| Your objective |
Select the lines that contain "испытания" and copy each of them.

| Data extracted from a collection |

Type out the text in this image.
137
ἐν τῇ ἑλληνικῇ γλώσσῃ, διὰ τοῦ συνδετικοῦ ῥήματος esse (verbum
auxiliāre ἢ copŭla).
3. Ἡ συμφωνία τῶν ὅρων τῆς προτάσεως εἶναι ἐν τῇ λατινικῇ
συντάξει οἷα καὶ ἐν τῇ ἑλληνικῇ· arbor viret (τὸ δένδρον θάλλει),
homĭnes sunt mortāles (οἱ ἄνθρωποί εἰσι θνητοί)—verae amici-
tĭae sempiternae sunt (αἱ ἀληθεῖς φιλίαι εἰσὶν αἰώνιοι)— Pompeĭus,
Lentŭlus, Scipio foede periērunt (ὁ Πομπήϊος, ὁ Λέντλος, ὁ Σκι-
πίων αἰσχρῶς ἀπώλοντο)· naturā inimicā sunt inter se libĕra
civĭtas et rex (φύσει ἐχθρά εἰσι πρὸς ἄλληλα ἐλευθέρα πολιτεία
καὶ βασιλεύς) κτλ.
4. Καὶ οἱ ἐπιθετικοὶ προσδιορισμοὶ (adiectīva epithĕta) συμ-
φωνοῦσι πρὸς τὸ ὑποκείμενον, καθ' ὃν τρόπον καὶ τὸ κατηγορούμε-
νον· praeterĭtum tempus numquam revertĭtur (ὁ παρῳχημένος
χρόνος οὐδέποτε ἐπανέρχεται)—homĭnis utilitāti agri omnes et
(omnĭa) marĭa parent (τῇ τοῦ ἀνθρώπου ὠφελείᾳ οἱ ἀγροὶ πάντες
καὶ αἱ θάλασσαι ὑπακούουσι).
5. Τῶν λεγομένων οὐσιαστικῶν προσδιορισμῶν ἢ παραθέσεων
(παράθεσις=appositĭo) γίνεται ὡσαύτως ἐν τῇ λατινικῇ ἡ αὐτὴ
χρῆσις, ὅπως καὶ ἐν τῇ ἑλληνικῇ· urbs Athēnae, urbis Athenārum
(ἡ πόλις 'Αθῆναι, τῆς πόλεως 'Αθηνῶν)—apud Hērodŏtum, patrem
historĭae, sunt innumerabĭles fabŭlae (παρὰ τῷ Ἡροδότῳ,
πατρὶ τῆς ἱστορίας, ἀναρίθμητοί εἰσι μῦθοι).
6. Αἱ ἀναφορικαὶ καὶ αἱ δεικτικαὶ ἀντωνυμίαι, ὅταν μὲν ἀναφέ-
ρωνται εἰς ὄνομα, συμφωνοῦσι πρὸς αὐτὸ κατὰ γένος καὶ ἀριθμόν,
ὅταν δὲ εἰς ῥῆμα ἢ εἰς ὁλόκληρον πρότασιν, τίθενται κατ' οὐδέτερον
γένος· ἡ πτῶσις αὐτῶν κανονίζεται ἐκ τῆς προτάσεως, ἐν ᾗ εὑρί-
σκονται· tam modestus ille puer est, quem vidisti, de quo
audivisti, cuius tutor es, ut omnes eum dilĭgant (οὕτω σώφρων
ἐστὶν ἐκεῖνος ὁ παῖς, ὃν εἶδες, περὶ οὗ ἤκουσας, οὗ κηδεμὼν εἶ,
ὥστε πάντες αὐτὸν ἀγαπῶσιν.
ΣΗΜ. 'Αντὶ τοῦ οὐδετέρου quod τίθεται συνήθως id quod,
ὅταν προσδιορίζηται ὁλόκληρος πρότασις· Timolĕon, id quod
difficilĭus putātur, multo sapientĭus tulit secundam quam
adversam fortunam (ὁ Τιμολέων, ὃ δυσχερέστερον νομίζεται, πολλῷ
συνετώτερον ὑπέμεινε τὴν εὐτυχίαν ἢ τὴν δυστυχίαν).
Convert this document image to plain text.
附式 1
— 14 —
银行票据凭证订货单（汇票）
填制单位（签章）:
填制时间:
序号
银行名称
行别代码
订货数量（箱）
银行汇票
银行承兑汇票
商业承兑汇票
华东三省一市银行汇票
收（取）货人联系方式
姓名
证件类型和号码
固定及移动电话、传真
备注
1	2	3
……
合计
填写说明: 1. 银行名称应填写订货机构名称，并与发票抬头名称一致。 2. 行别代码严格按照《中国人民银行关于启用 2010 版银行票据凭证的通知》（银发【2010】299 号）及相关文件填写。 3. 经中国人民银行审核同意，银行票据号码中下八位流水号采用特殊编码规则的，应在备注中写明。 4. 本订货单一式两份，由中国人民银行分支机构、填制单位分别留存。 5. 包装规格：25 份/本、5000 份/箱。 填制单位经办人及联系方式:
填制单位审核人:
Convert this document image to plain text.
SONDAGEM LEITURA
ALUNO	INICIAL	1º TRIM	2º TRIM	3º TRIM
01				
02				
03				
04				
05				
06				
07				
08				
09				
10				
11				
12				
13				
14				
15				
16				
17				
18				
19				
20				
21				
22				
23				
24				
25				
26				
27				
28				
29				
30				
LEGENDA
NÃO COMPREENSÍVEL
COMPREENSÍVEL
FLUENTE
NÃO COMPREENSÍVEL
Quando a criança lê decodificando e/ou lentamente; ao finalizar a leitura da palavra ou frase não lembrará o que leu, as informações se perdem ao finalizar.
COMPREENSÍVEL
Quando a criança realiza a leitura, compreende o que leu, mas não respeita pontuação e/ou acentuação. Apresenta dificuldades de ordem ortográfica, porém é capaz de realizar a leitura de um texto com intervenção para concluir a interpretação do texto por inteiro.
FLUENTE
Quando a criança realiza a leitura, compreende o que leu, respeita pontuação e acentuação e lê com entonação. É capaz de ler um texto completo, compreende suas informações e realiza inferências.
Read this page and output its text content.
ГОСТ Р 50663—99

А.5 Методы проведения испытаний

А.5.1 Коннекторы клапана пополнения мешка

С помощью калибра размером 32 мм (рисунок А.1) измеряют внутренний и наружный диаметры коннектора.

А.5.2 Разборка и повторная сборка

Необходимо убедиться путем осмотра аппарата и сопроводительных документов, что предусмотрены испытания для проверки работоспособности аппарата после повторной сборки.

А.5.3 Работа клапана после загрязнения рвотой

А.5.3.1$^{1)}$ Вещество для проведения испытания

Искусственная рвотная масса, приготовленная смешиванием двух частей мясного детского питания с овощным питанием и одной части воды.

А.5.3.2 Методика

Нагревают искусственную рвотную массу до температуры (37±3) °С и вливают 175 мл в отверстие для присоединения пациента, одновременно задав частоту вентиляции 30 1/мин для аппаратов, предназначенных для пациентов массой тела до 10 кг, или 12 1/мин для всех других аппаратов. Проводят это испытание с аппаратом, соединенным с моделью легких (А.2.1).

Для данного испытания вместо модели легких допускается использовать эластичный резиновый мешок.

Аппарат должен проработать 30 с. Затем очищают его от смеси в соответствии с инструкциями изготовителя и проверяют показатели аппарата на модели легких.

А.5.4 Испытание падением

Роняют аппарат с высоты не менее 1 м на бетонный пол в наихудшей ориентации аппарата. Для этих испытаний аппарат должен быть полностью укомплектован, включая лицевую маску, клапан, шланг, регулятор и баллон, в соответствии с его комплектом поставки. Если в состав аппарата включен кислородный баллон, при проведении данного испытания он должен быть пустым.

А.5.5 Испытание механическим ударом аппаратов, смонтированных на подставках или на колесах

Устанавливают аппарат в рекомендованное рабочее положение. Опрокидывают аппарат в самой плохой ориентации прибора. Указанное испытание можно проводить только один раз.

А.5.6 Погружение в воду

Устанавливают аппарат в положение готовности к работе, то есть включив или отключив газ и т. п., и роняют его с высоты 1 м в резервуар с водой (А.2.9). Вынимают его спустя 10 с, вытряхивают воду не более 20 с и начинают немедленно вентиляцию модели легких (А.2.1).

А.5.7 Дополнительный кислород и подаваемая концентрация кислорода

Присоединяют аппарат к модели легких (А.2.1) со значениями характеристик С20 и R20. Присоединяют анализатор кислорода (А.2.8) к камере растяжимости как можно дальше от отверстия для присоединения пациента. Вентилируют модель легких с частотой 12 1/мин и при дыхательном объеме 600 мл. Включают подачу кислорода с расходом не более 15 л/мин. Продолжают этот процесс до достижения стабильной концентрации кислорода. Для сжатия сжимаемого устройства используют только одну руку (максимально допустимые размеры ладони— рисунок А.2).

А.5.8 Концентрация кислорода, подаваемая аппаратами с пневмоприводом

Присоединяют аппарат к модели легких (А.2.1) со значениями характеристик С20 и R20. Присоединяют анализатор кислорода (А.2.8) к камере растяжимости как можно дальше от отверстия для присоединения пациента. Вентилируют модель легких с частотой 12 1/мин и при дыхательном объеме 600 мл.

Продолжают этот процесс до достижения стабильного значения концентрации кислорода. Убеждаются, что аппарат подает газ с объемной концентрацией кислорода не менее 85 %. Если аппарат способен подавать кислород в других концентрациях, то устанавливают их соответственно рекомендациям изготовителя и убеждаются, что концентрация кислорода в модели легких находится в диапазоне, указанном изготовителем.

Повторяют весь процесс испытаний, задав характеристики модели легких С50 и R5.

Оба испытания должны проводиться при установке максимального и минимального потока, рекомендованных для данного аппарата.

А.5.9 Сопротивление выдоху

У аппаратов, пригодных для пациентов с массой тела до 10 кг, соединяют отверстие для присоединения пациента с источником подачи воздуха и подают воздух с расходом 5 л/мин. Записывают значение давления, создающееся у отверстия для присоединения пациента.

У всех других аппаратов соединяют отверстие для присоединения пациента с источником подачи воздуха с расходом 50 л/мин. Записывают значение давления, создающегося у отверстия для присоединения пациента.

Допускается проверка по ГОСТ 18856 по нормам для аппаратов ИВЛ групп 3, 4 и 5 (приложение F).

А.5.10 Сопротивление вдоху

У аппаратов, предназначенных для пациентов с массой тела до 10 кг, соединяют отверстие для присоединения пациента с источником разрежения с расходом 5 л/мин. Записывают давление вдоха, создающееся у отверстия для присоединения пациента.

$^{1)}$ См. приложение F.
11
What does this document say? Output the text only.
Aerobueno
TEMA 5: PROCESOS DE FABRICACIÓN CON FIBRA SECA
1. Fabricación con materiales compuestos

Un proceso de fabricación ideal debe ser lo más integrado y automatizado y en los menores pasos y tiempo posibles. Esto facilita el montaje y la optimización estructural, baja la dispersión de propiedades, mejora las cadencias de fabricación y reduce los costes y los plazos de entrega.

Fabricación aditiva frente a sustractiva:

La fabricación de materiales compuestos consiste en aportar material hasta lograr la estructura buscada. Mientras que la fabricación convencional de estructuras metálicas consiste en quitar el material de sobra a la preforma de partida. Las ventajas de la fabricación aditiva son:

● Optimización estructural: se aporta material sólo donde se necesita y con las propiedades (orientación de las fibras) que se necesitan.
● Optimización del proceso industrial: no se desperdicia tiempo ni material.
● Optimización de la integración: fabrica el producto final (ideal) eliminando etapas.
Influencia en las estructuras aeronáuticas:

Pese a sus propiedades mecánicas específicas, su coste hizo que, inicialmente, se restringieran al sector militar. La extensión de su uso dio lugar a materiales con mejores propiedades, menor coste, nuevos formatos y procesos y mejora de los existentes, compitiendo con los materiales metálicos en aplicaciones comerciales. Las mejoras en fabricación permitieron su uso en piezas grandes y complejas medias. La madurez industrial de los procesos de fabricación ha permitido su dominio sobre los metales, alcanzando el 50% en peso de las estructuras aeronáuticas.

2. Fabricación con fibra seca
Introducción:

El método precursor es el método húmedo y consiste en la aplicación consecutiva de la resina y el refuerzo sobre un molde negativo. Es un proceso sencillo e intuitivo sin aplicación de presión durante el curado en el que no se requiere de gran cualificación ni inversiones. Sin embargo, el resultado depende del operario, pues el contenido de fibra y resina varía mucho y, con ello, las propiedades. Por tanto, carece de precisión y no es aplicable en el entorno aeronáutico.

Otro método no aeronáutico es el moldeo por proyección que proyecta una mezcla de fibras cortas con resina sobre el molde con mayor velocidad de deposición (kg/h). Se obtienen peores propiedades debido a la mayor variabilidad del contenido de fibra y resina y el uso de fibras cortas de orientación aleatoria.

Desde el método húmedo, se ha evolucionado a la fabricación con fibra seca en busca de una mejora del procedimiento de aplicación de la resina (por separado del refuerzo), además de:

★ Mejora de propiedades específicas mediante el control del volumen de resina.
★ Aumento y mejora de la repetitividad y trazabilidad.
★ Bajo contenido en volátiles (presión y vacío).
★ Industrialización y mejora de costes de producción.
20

| Solution for this exercise |
Необходимо убедиться путем осмотра аппарата и сопроводительных документов, что предусмотрены испытания для проверки работоспособности аппарата после повторной сборки.
А.5.3.1$^{1)}$ Вещество для проведения испытания
Для данного испытания вместо модели легких допускается использовать эластичный резиновый мешок.
Роняют аппарат с высоты не менее 1 м на бетонный пол в наихудшей ориентации аппарата. Для этих испытаний аппарат должен быть полностью укомплектован, включая лицевую маску, клапан, шланг, регулятор и баллон, в соответствии с его комплектом поставки. Если в состав аппарата включен кислородный баллон, при проведении данного испытания он должен быть пустым.
Оба испытания должны проводиться при установке максимального и минимального потока, рекомендованных для данного аппарата.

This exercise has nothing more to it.